>> BEGIN

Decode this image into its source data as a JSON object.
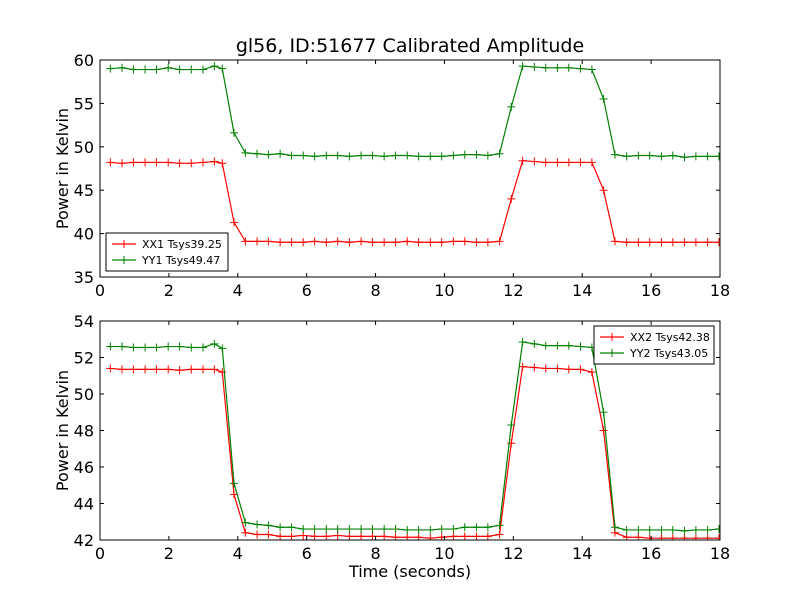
{
  "figure": {
    "title": "gl56, ID:51677 Calibrated Amplitude"
  },
  "chart_data": [
    {
      "type": "line",
      "title": "gl56, ID:51677 Calibrated Amplitude",
      "xlabel": "",
      "ylabel": "Power in Kelvin",
      "xlim": [
        0,
        18
      ],
      "ylim": [
        35,
        60
      ],
      "xticks": [
        0,
        2,
        4,
        6,
        8,
        10,
        12,
        14,
        16,
        18
      ],
      "yticks": [
        35,
        40,
        45,
        50,
        55,
        60
      ],
      "grid": false,
      "legend_position": "lower-left",
      "x": [
        0.3,
        0.64,
        0.97,
        1.31,
        1.64,
        1.98,
        2.31,
        2.65,
        2.99,
        3.32,
        3.55,
        3.89,
        4.22,
        4.56,
        4.89,
        5.23,
        5.56,
        5.9,
        6.23,
        6.57,
        6.9,
        7.24,
        7.58,
        7.91,
        8.25,
        8.58,
        8.92,
        9.25,
        9.59,
        9.92,
        10.26,
        10.59,
        10.93,
        11.26,
        11.6,
        11.94,
        12.27,
        12.61,
        12.94,
        13.28,
        13.61,
        13.95,
        14.28,
        14.62,
        14.95,
        15.29,
        15.63,
        15.96,
        16.3,
        16.63,
        16.97,
        17.3,
        17.64,
        17.97
      ],
      "series": [
        {
          "name": "XX1 Tsys39.25",
          "color": "#ff0000",
          "marker": "plus",
          "values": [
            48.2,
            48.1,
            48.2,
            48.2,
            48.2,
            48.2,
            48.1,
            48.1,
            48.2,
            48.3,
            48.1,
            41.3,
            39.1,
            39.1,
            39.1,
            39.0,
            39.0,
            39.0,
            39.1,
            39.0,
            39.1,
            39.0,
            39.1,
            39.0,
            39.0,
            39.0,
            39.1,
            39.0,
            39.0,
            39.0,
            39.1,
            39.1,
            39.0,
            39.0,
            39.1,
            44.0,
            48.4,
            48.3,
            48.2,
            48.2,
            48.2,
            48.2,
            48.2,
            45.0,
            39.1,
            39.0,
            39.0,
            39.0,
            39.0,
            39.0,
            39.0,
            39.0,
            39.0,
            39.0
          ]
        },
        {
          "name": "YY1 Tsys49.47",
          "color": "#008000",
          "marker": "plus",
          "values": [
            59.0,
            59.1,
            58.9,
            58.9,
            58.9,
            59.1,
            58.9,
            58.9,
            58.9,
            59.3,
            59.0,
            51.6,
            49.3,
            49.2,
            49.1,
            49.2,
            49.0,
            49.0,
            48.9,
            49.0,
            49.0,
            48.9,
            49.0,
            49.0,
            48.9,
            49.0,
            49.0,
            48.9,
            48.9,
            48.9,
            49.0,
            49.1,
            49.1,
            49.0,
            49.2,
            54.6,
            59.3,
            59.2,
            59.1,
            59.1,
            59.1,
            59.0,
            58.9,
            55.5,
            49.1,
            48.9,
            49.0,
            49.0,
            48.9,
            49.0,
            48.8,
            48.9,
            48.9,
            48.9
          ]
        }
      ]
    },
    {
      "type": "line",
      "title": "",
      "xlabel": "Time (seconds)",
      "ylabel": "Power in Kelvin",
      "xlim": [
        0,
        18
      ],
      "ylim": [
        42,
        54
      ],
      "xticks": [
        0,
        2,
        4,
        6,
        8,
        10,
        12,
        14,
        16,
        18
      ],
      "yticks": [
        42,
        44,
        46,
        48,
        50,
        52,
        54
      ],
      "grid": false,
      "legend_position": "upper-right",
      "x": [
        0.3,
        0.64,
        0.97,
        1.31,
        1.64,
        1.98,
        2.31,
        2.65,
        2.99,
        3.32,
        3.55,
        3.89,
        4.22,
        4.56,
        4.89,
        5.23,
        5.56,
        5.9,
        6.23,
        6.57,
        6.9,
        7.24,
        7.58,
        7.91,
        8.25,
        8.58,
        8.92,
        9.25,
        9.59,
        9.92,
        10.26,
        10.59,
        10.93,
        11.26,
        11.6,
        11.94,
        12.27,
        12.61,
        12.94,
        13.28,
        13.61,
        13.95,
        14.28,
        14.62,
        14.95,
        15.29,
        15.63,
        15.96,
        16.3,
        16.63,
        16.97,
        17.3,
        17.64,
        17.97
      ],
      "series": [
        {
          "name": "XX2 Tsys42.38",
          "color": "#ff0000",
          "marker": "plus",
          "values": [
            51.4,
            51.35,
            51.35,
            51.35,
            51.35,
            51.35,
            51.3,
            51.35,
            51.35,
            51.35,
            51.2,
            44.5,
            42.4,
            42.3,
            42.3,
            42.2,
            42.2,
            42.25,
            42.2,
            42.2,
            42.25,
            42.2,
            42.2,
            42.2,
            42.2,
            42.15,
            42.15,
            42.15,
            42.1,
            42.15,
            42.2,
            42.2,
            42.2,
            42.2,
            42.3,
            47.3,
            51.5,
            51.45,
            51.4,
            51.4,
            51.35,
            51.35,
            51.2,
            48.0,
            42.4,
            42.15,
            42.15,
            42.1,
            42.1,
            42.1,
            42.1,
            42.1,
            42.1,
            42.1
          ]
        },
        {
          "name": "YY2 Tsys43.05",
          "color": "#008000",
          "marker": "plus",
          "values": [
            52.6,
            52.6,
            52.55,
            52.55,
            52.55,
            52.6,
            52.6,
            52.55,
            52.55,
            52.75,
            52.5,
            45.1,
            42.95,
            42.85,
            42.8,
            42.7,
            42.7,
            42.6,
            42.6,
            42.6,
            42.6,
            42.6,
            42.6,
            42.6,
            42.6,
            42.6,
            42.55,
            42.55,
            42.55,
            42.6,
            42.6,
            42.7,
            42.7,
            42.7,
            42.8,
            48.3,
            52.85,
            52.75,
            52.65,
            52.65,
            52.65,
            52.6,
            52.55,
            49.0,
            42.7,
            42.55,
            42.55,
            42.55,
            42.55,
            42.55,
            42.5,
            42.55,
            42.55,
            42.6
          ]
        }
      ]
    }
  ]
}
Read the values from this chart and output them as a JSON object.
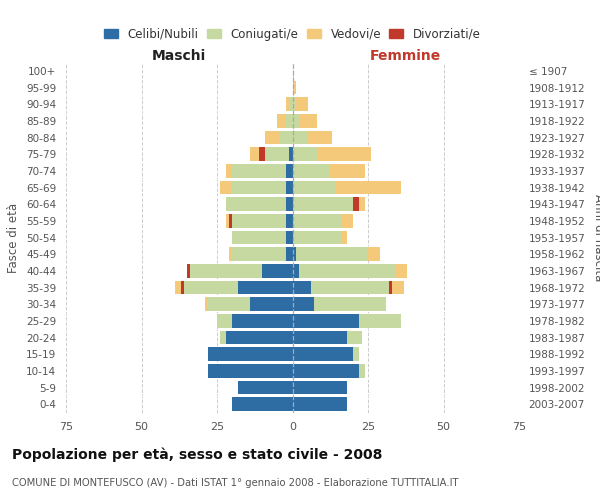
{
  "age_groups": [
    "0-4",
    "5-9",
    "10-14",
    "15-19",
    "20-24",
    "25-29",
    "30-34",
    "35-39",
    "40-44",
    "45-49",
    "50-54",
    "55-59",
    "60-64",
    "65-69",
    "70-74",
    "75-79",
    "80-84",
    "85-89",
    "90-94",
    "95-99",
    "100+"
  ],
  "years": [
    "2003-2007",
    "1998-2002",
    "1993-1997",
    "1988-1992",
    "1983-1987",
    "1978-1982",
    "1973-1977",
    "1968-1972",
    "1963-1967",
    "1958-1962",
    "1953-1957",
    "1948-1952",
    "1943-1947",
    "1938-1942",
    "1933-1937",
    "1928-1932",
    "1923-1927",
    "1918-1922",
    "1913-1917",
    "1908-1912",
    "≤ 1907"
  ],
  "maschi": {
    "celibi": [
      20,
      18,
      28,
      28,
      22,
      20,
      14,
      18,
      10,
      2,
      2,
      2,
      2,
      2,
      2,
      1,
      0,
      0,
      0,
      0,
      0
    ],
    "coniugati": [
      0,
      0,
      0,
      0,
      2,
      5,
      14,
      18,
      24,
      18,
      18,
      18,
      20,
      18,
      18,
      8,
      4,
      2,
      1,
      0,
      0
    ],
    "vedovi": [
      0,
      0,
      0,
      0,
      0,
      0,
      1,
      2,
      0,
      1,
      0,
      1,
      0,
      4,
      2,
      3,
      5,
      3,
      1,
      0,
      0
    ],
    "divorziati": [
      0,
      0,
      0,
      0,
      0,
      0,
      0,
      1,
      1,
      0,
      0,
      1,
      0,
      0,
      0,
      2,
      0,
      0,
      0,
      0,
      0
    ]
  },
  "femmine": {
    "nubili": [
      18,
      18,
      22,
      20,
      18,
      22,
      7,
      6,
      2,
      1,
      0,
      0,
      0,
      0,
      0,
      0,
      0,
      0,
      0,
      0,
      0
    ],
    "coniugate": [
      0,
      0,
      2,
      2,
      5,
      14,
      24,
      26,
      32,
      24,
      16,
      16,
      20,
      14,
      12,
      8,
      5,
      2,
      1,
      0,
      0
    ],
    "vedove": [
      0,
      0,
      0,
      0,
      0,
      0,
      0,
      4,
      4,
      4,
      2,
      4,
      2,
      22,
      12,
      18,
      8,
      6,
      4,
      1,
      0
    ],
    "divorziate": [
      0,
      0,
      0,
      0,
      0,
      0,
      0,
      1,
      0,
      0,
      0,
      0,
      2,
      0,
      0,
      0,
      0,
      0,
      0,
      0,
      0
    ]
  },
  "colors": {
    "celibi_nubili": "#2e6da4",
    "coniugati": "#c5d9a0",
    "vedovi": "#f5c97a",
    "divorziati": "#c0392b"
  },
  "title": "Popolazione per età, sesso e stato civile - 2008",
  "subtitle": "COMUNE DI MONTEFUSCO (AV) - Dati ISTAT 1° gennaio 2008 - Elaborazione TUTTITALIA.IT",
  "xlabel_left": "Maschi",
  "xlabel_right": "Femmine",
  "ylabel_left": "Fasce di età",
  "ylabel_right": "Anni di nascita",
  "xlim": 75,
  "legend_labels": [
    "Celibi/Nubili",
    "Coniugati/e",
    "Vedovi/e",
    "Divorziati/e"
  ],
  "background_color": "#ffffff",
  "grid_color": "#cccccc"
}
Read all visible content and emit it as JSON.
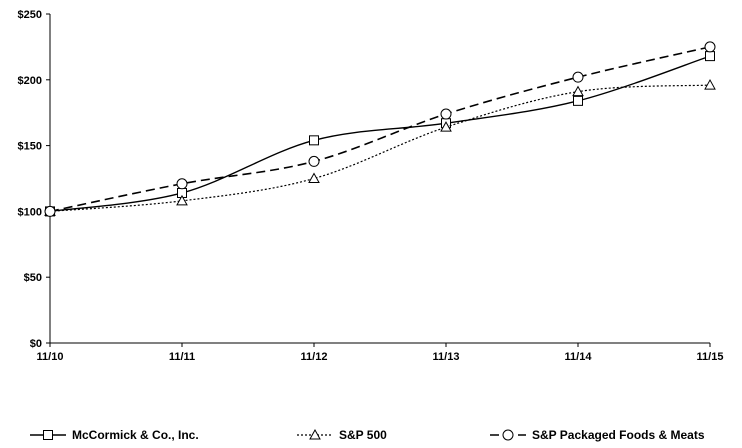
{
  "chart_data": {
    "type": "line",
    "categories": [
      "11/10",
      "11/11",
      "11/12",
      "11/13",
      "11/14",
      "11/15"
    ],
    "y_ticks": [
      "$0",
      "$50",
      "$100",
      "$150",
      "$200",
      "$250"
    ],
    "ylim": [
      0,
      250
    ],
    "grid": false,
    "legend_placement": "bottom",
    "series": [
      {
        "name": "McCormick & Co., Inc.",
        "marker": "square",
        "line_style": "solid",
        "values": [
          100,
          114,
          154,
          167,
          184,
          218
        ]
      },
      {
        "name": "S&P 500",
        "marker": "triangle",
        "line_style": "dotted",
        "values": [
          100,
          108,
          125,
          164,
          191,
          196
        ]
      },
      {
        "name": "S&P Packaged Foods & Meats",
        "marker": "circle",
        "line_style": "dashed",
        "values": [
          100,
          121,
          138,
          174,
          202,
          225
        ]
      }
    ]
  }
}
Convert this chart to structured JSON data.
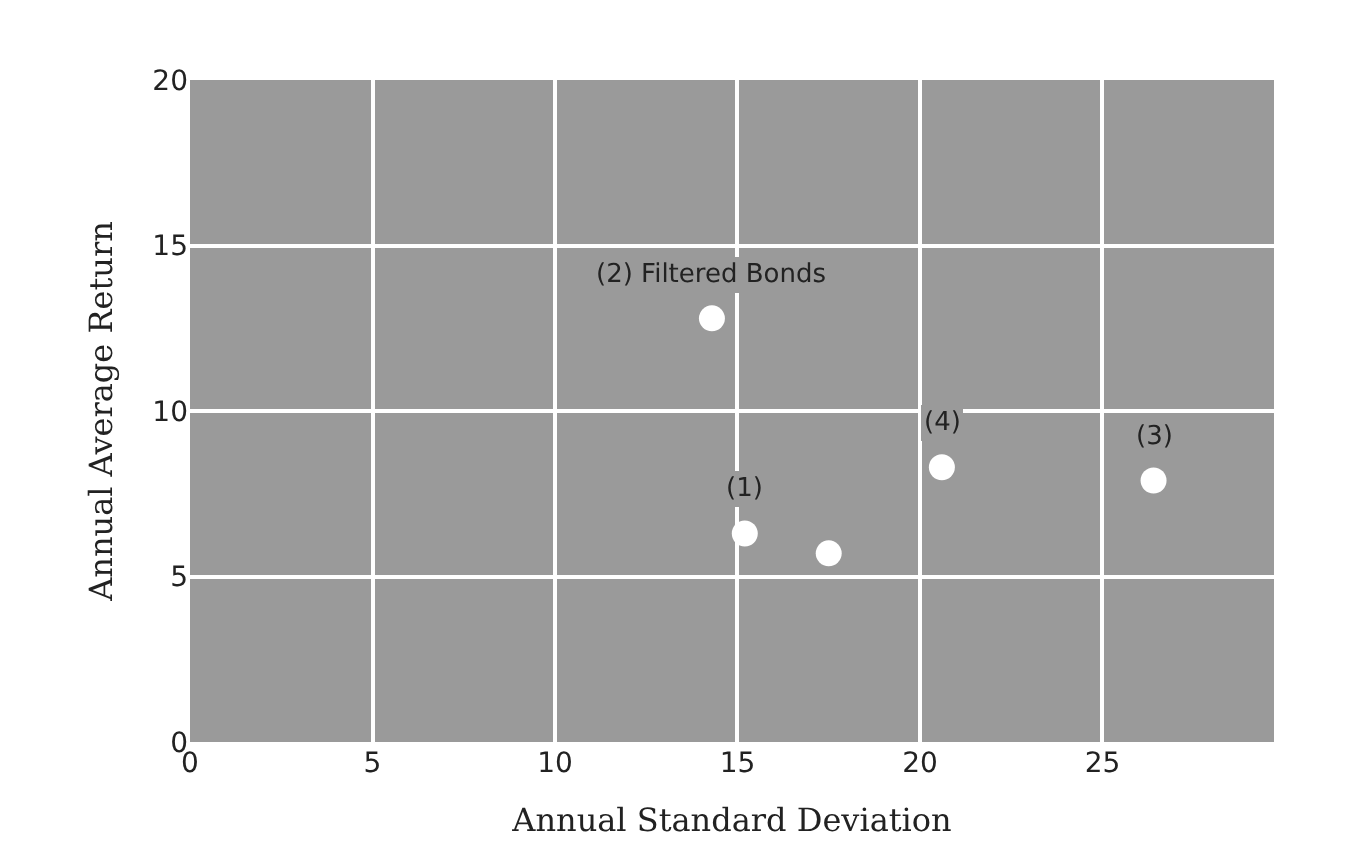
{
  "chart_data": {
    "type": "scatter",
    "xlabel": "Annual Standard Deviation",
    "ylabel": "Annual Average Return",
    "x": [
      14.3,
      15.2,
      17.5,
      20.6,
      26.4
    ],
    "values": [
      12.8,
      6.3,
      5.7,
      8.3,
      7.9
    ],
    "color": "#ffffff",
    "xlim": [
      0,
      29.7
    ],
    "xticks": [
      0,
      5,
      10,
      15,
      20,
      25
    ],
    "ylim": [
      0,
      20
    ],
    "yticks": [
      0,
      5,
      10,
      15,
      20
    ],
    "grid": true,
    "marker": "circle",
    "annotations": [
      {
        "text": "(2) Filtered Bonds",
        "x": 14.3,
        "y": 12.8
      },
      {
        "text": "(1)",
        "x": 15.2,
        "y": 6.3
      },
      {
        "text": "(4)",
        "x": 20.6,
        "y": 8.3
      },
      {
        "text": "(3)",
        "x": 26.4,
        "y": 7.9
      }
    ]
  }
}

>> END

Objective -> Using the entries above, return each line that includes the word "this".

Result below ->
Decode this image into its source data as a JSON object.
Read the values from this chart and output them as a JSON object.
Convert this chart to structured JSON data.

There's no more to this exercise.